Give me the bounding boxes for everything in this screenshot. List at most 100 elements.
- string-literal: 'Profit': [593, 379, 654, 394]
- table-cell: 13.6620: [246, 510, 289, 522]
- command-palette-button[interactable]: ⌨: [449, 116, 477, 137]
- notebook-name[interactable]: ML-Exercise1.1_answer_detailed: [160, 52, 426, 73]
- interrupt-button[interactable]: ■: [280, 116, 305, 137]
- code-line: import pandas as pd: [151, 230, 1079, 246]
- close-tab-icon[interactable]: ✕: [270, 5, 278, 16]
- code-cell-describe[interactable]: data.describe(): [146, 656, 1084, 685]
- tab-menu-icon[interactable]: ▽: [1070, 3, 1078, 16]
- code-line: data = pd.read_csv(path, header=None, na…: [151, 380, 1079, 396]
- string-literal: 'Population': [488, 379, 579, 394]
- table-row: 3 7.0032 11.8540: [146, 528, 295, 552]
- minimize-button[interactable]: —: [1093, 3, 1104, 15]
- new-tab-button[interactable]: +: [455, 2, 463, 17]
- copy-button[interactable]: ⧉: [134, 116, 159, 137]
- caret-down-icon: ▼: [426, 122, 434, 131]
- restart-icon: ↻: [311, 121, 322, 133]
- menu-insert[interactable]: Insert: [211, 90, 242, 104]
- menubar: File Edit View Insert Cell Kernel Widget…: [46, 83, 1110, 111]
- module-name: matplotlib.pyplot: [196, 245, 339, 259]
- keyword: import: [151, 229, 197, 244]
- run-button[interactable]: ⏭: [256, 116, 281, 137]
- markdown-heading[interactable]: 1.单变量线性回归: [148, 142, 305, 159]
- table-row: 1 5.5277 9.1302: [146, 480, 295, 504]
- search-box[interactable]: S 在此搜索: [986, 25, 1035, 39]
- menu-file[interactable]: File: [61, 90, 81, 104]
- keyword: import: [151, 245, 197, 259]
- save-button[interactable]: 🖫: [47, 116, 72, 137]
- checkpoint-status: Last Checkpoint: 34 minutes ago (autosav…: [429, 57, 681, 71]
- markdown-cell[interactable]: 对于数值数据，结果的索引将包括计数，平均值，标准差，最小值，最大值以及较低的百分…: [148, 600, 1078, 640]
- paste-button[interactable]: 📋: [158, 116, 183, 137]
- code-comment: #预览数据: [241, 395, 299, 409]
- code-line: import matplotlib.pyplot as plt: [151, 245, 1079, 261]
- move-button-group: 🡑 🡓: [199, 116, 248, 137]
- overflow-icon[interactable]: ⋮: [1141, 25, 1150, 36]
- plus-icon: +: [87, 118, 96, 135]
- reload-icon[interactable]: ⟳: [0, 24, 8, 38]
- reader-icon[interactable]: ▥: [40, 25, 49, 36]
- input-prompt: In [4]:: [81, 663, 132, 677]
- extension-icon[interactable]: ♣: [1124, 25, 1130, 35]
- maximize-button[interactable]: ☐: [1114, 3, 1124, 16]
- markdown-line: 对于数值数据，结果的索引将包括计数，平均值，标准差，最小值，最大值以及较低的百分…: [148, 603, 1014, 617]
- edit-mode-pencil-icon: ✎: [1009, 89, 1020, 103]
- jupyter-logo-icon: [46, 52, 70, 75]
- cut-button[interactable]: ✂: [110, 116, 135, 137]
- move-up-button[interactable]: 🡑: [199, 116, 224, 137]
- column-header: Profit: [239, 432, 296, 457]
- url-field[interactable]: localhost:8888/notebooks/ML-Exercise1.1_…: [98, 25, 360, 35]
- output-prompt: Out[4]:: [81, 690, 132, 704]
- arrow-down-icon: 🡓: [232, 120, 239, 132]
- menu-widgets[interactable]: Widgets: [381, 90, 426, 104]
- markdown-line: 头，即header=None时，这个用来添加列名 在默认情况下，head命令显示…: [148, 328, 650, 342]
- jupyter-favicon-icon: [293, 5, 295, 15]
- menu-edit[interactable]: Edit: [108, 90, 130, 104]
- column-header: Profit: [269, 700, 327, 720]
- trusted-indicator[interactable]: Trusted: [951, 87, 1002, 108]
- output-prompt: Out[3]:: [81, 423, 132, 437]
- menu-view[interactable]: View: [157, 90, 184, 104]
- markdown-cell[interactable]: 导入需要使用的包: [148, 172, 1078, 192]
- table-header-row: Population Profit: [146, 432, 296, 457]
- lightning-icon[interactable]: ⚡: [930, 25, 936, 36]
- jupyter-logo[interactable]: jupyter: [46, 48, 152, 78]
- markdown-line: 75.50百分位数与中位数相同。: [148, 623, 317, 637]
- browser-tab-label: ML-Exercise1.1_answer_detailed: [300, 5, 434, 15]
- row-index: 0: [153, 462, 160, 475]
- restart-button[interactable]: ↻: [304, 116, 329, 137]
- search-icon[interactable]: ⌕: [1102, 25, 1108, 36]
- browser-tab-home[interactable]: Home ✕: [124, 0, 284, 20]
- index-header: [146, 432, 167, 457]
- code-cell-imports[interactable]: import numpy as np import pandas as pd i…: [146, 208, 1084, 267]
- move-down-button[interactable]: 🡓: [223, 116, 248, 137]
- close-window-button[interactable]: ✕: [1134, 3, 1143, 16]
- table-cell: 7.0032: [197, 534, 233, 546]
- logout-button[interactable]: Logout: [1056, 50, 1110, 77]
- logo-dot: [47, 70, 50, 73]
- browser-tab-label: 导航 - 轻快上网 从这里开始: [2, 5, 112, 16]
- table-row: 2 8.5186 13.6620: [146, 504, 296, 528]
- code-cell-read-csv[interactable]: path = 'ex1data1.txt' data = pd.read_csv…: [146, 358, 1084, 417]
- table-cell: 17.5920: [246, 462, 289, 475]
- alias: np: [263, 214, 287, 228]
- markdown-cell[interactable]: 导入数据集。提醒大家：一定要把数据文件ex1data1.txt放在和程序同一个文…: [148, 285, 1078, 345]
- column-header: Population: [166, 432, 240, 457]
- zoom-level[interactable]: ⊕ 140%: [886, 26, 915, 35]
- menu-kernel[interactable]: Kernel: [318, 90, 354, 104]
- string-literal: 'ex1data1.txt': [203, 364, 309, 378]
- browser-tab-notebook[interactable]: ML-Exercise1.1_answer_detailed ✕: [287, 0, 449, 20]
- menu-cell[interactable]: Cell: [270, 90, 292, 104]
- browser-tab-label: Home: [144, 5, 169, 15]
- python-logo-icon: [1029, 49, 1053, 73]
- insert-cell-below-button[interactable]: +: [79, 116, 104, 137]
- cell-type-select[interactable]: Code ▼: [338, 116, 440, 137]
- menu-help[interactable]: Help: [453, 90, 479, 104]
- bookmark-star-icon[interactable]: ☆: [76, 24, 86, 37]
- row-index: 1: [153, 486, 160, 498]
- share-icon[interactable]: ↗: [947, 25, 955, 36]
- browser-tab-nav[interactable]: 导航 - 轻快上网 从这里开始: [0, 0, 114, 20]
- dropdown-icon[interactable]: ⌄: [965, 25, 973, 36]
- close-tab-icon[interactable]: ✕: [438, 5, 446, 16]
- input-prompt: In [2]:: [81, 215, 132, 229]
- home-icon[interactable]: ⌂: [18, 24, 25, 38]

-----

Prompt:
Repeat all of the lines above, changing each "interactable" to "clickable" and keeping everything else the same.

The completed task:
Give me the bounding boxes for everything in this screenshot. List at most 100 elements.
- string-literal: 'Profit': [593, 379, 654, 394]
- table-cell: 13.6620: [246, 510, 289, 522]
- command-palette-button[clickable]: ⌨: [449, 116, 477, 137]
- notebook-name[clickable]: ML-Exercise1.1_answer_detailed: [160, 52, 426, 73]
- interrupt-button[clickable]: ■: [280, 116, 305, 137]
- code-line: import pandas as pd: [151, 230, 1079, 246]
- close-tab-icon[clickable]: ✕: [270, 5, 278, 16]
- code-cell-describe[clickable]: data.describe(): [146, 656, 1084, 685]
- tab-menu-icon[clickable]: ▽: [1070, 3, 1078, 16]
- code-line: data = pd.read_csv(path, header=None, na…: [151, 380, 1079, 396]
- string-literal: 'Population': [488, 379, 579, 394]
- table-row: 3 7.0032 11.8540: [146, 528, 295, 552]
- minimize-button[clickable]: —: [1093, 3, 1104, 15]
- new-tab-button[clickable]: +: [455, 2, 463, 17]
- copy-button[clickable]: ⧉: [134, 116, 159, 137]
- caret-down-icon: ▼: [426, 122, 434, 131]
- restart-icon: ↻: [311, 121, 322, 133]
- menu-insert[clickable]: Insert: [211, 90, 242, 104]
- menubar: File Edit View Insert Cell Kernel Widget…: [46, 83, 1110, 111]
- module-name: matplotlib.pyplot: [196, 245, 339, 259]
- keyword: import: [151, 229, 197, 244]
- run-button[clickable]: ⏭: [256, 116, 281, 137]
- markdown-heading[clickable]: 1.单变量线性回归: [148, 142, 305, 159]
- table-row: 1 5.5277 9.1302: [146, 480, 295, 504]
- search-box[clickable]: S 在此搜索: [986, 25, 1035, 39]
- menu-file[clickable]: File: [61, 90, 81, 104]
- keyword: import: [151, 245, 197, 259]
- save-button[clickable]: 🖫: [47, 116, 72, 137]
- checkpoint-status: Last Checkpoint: 34 minutes ago (autosav…: [429, 57, 681, 71]
- markdown-cell[clickable]: 对于数值数据，结果的索引将包括计数，平均值，标准差，最小值，最大值以及较低的百分…: [148, 600, 1078, 640]
- paste-button[clickable]: 📋: [158, 116, 183, 137]
- code-comment: #预览数据: [241, 395, 299, 409]
- code-line: import matplotlib.pyplot as plt: [151, 245, 1079, 261]
- move-button-group: 🡑 🡓: [199, 116, 248, 137]
- overflow-icon[clickable]: ⋮: [1141, 25, 1150, 36]
- plus-icon: +: [87, 118, 96, 135]
- reload-icon[clickable]: ⟳: [0, 24, 8, 38]
- reader-icon[clickable]: ▥: [40, 25, 49, 36]
- input-prompt: In [4]:: [81, 663, 132, 677]
- extension-icon[clickable]: ♣: [1124, 25, 1130, 35]
- maximize-button[clickable]: ☐: [1114, 3, 1124, 16]
- markdown-line: 对于数值数据，结果的索引将包括计数，平均值，标准差，最小值，最大值以及较低的百分…: [148, 603, 1014, 617]
- edit-mode-pencil-icon: ✎: [1009, 89, 1020, 103]
- jupyter-logo-icon: [46, 52, 70, 75]
- cut-button[clickable]: ✂: [110, 116, 135, 137]
- move-up-button[clickable]: 🡑: [199, 116, 224, 137]
- column-header: Profit: [239, 432, 296, 457]
- url-field[clickable]: localhost:8888/notebooks/ML-Exercise1.1_…: [98, 25, 360, 35]
- output-prompt: Out[4]:: [81, 690, 132, 704]
- arrow-down-icon: 🡓: [232, 120, 239, 132]
- menu-widgets[clickable]: Widgets: [381, 90, 426, 104]
- markdown-line: 头，即header=None时，这个用来添加列名 在默认情况下，head命令显示…: [148, 328, 650, 342]
- jupyter-favicon-icon: [293, 5, 295, 15]
- menu-edit[clickable]: Edit: [108, 90, 130, 104]
- column-header: Profit: [269, 700, 327, 720]
- trusted-indicator[clickable]: Trusted: [951, 87, 1002, 108]
- output-prompt: Out[3]:: [81, 423, 132, 437]
- menu-view[clickable]: View: [157, 90, 184, 104]
- markdown-cell[clickable]: 导入需要使用的包: [148, 172, 1078, 192]
- table-header-row: Population Profit: [146, 432, 296, 457]
- lightning-icon[clickable]: ⚡: [930, 25, 936, 36]
- jupyter-logo[clickable]: jupyter: [46, 48, 152, 78]
- markdown-line: 75.50百分位数与中位数相同。: [148, 623, 317, 637]
- browser-tab-label: ML-Exercise1.1_answer_detailed: [300, 5, 434, 15]
- row-index: 0: [153, 462, 160, 475]
- restart-button[clickable]: ↻: [304, 116, 329, 137]
- search-icon[clickable]: ⌕: [1102, 25, 1108, 36]
- browser-tab-home[clickable]: Home ✕: [124, 0, 284, 20]
- index-header: [146, 432, 167, 457]
- code-cell-imports[clickable]: import numpy as np import pandas as pd i…: [146, 208, 1084, 267]
- move-down-button[clickable]: 🡓: [223, 116, 248, 137]
- close-window-button[clickable]: ✕: [1134, 3, 1143, 16]
- table-cell: 7.0032: [197, 534, 233, 546]
- logout-button[clickable]: Logout: [1056, 50, 1110, 77]
- logo-dot: [47, 70, 50, 73]
- browser-tab-label: 导航 - 轻快上网 从这里开始: [2, 5, 112, 16]
- table-row: 2 8.5186 13.6620: [146, 504, 296, 528]
- code-cell-read-csv[clickable]: path = 'ex1data1.txt' data = pd.read_csv…: [146, 358, 1084, 417]
- table-cell: 17.5920: [246, 462, 289, 475]
- alias: np: [263, 214, 287, 228]
- markdown-cell[clickable]: 导入数据集。提醒大家：一定要把数据文件ex1data1.txt放在和程序同一个文…: [148, 285, 1078, 345]
- column-header: Population: [166, 432, 240, 457]
- zoom-level[clickable]: ⊕ 140%: [886, 26, 915, 35]
- menu-kernel[clickable]: Kernel: [318, 90, 354, 104]
- string-literal: 'ex1data1.txt': [203, 364, 309, 378]
- browser-tab-notebook[clickable]: ML-Exercise1.1_answer_detailed ✕: [287, 0, 449, 20]
- menu-cell[clickable]: Cell: [270, 90, 292, 104]
- browser-tab-label: Home: [144, 5, 169, 15]
- python-logo-icon: [1029, 49, 1053, 73]
- insert-cell-below-button[clickable]: +: [79, 116, 104, 137]
- cell-type-select[clickable]: Code ▼: [338, 116, 440, 137]
- menu-help[clickable]: Help: [453, 90, 479, 104]
- bookmark-star-icon[clickable]: ☆: [76, 24, 86, 37]
- row-index: 1: [153, 486, 160, 498]
- share-icon[clickable]: ↗: [947, 25, 955, 36]
- browser-tab-nav[clickable]: 导航 - 轻快上网 从这里开始: [0, 0, 114, 20]
- dropdown-icon[clickable]: ⌄: [965, 25, 973, 36]
- close-tab-icon[clickable]: ✕: [438, 5, 446, 16]
- input-prompt: In [2]:: [81, 215, 132, 229]
- home-icon[clickable]: ⌂: [18, 24, 25, 38]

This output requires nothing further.